* _Provided entries_
## BEGIN

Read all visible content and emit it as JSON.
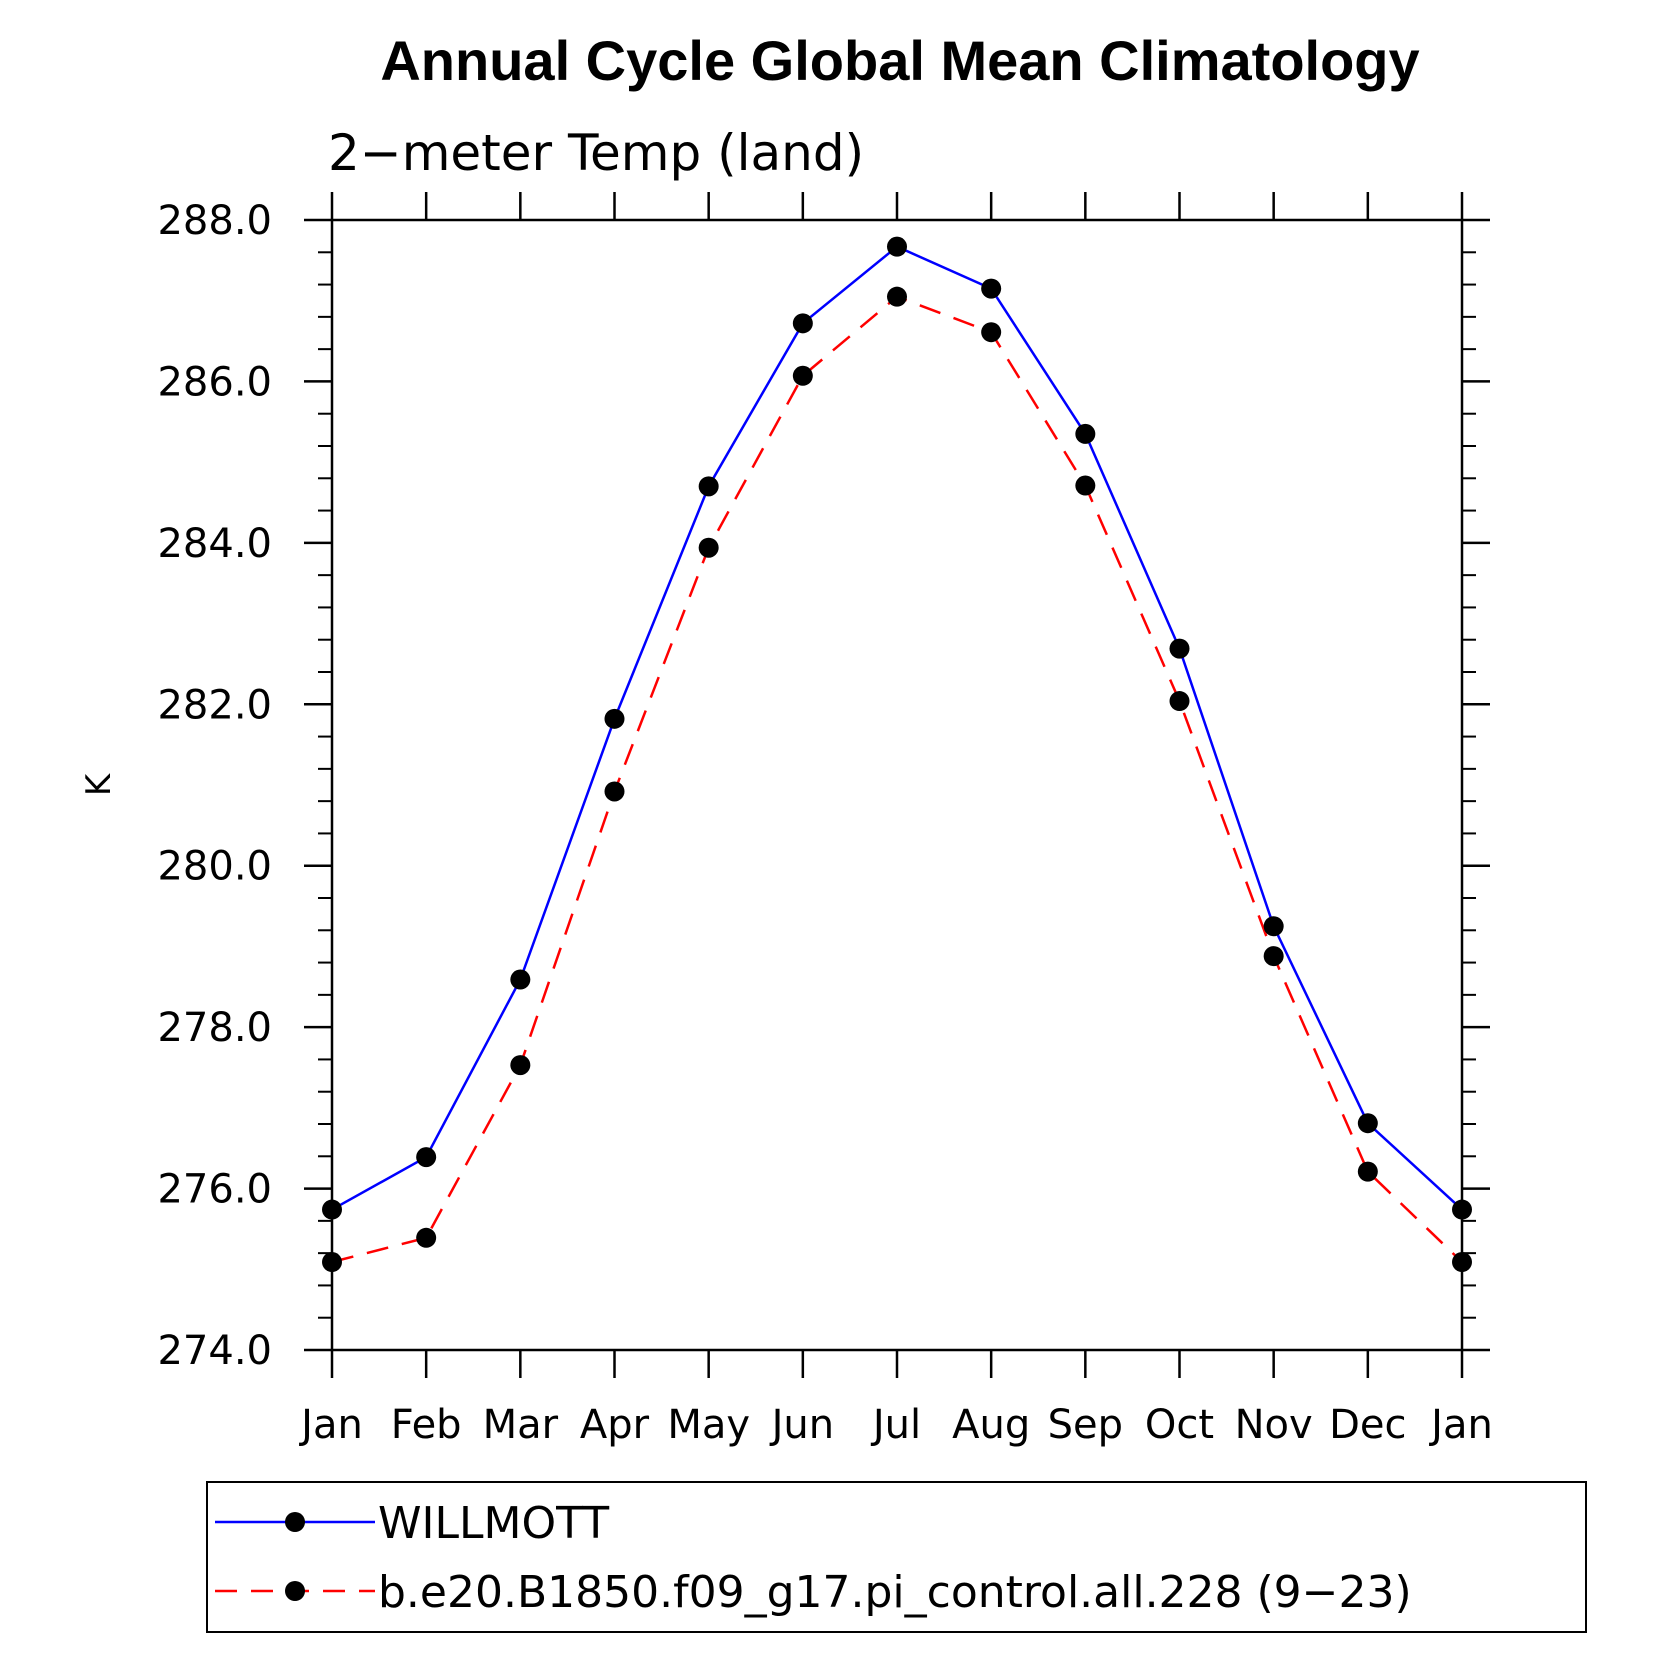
{
  "chart_data": {
    "type": "line",
    "title": "Annual Cycle Global Mean Climatology",
    "subtitle": "2−meter Temp (land)",
    "xlabel": "",
    "ylabel": "K",
    "categories": [
      "Jan",
      "Feb",
      "Mar",
      "Apr",
      "May",
      "Jun",
      "Jul",
      "Aug",
      "Sep",
      "Oct",
      "Nov",
      "Dec",
      "Jan"
    ],
    "ylim": [
      274.0,
      288.0
    ],
    "yticks": [
      "274.0",
      "276.0",
      "278.0",
      "280.0",
      "282.0",
      "284.0",
      "286.0",
      "288.0"
    ],
    "legend_position": "bottom",
    "series": [
      {
        "name": "WILLMOTT",
        "color": "#0000ff",
        "dash": "solid",
        "values": [
          275.74,
          276.39,
          278.59,
          281.82,
          284.7,
          286.72,
          287.67,
          287.15,
          285.35,
          282.69,
          279.25,
          276.81,
          275.74
        ]
      },
      {
        "name": "b.e20.B1850.f09_g17.pi_control.all.228 (9−23)",
        "color": "#ff0000",
        "dash": "dashed",
        "values": [
          275.09,
          275.39,
          277.53,
          280.92,
          283.94,
          286.07,
          287.05,
          286.61,
          284.71,
          282.04,
          278.88,
          276.21,
          275.09
        ]
      }
    ],
    "marker_color": "#000000"
  }
}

## END

* _Given request_
Look through the listing above and count the lines where the string "name" appears. Report the number only.

* _Complete output_
2